>> Start
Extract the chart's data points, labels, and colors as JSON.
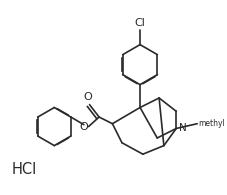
{
  "bg_color": "#ffffff",
  "line_color": "#2a2a2a",
  "line_width": 1.2,
  "font_size": 7.0,
  "hcl_text": "HCl",
  "cl_text": "Cl",
  "n_text": "N",
  "o_text": "O",
  "methyl_text": "methyl",
  "figsize": [
    2.28,
    1.95
  ],
  "dpi": 100
}
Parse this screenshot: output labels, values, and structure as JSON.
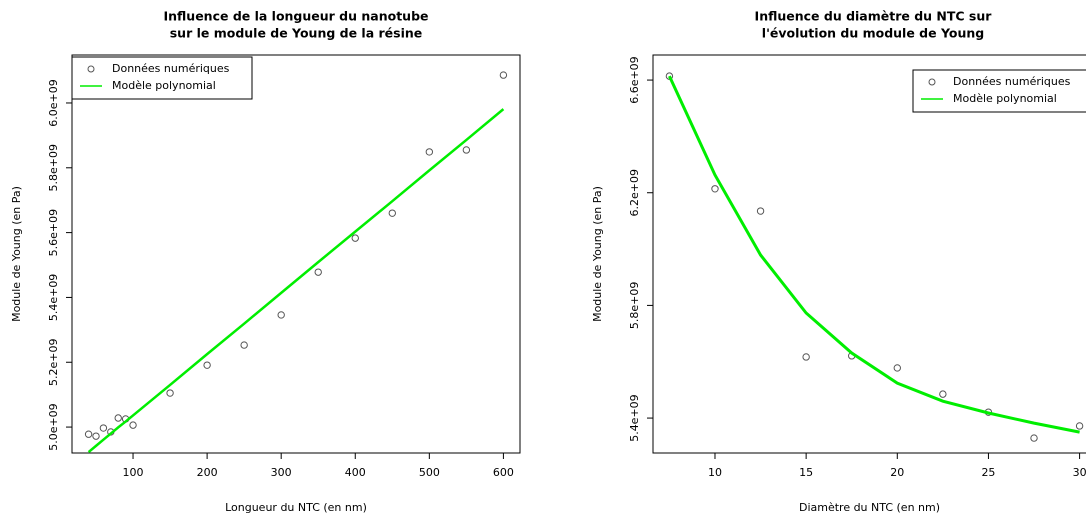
>> End
> [Task goal]:
Without the pictures, reproduce every line of the records above exactly.

> [Finished exercise]:
Extract the chart's data points, labels, and colors as JSON.
{
  "bg_color": "#ffffff",
  "line_color": "#2a2a2a",
  "line_width": 1.2,
  "font_size": 7.0,
  "hcl_text": "HCl",
  "cl_text": "Cl",
  "n_text": "N",
  "o_text": "O",
  "methyl_text": "methyl",
  "figsize": [
    2.28,
    1.95
  ],
  "dpi": 100
}
Parse this screenshot: output labels, values, and structure as JSON.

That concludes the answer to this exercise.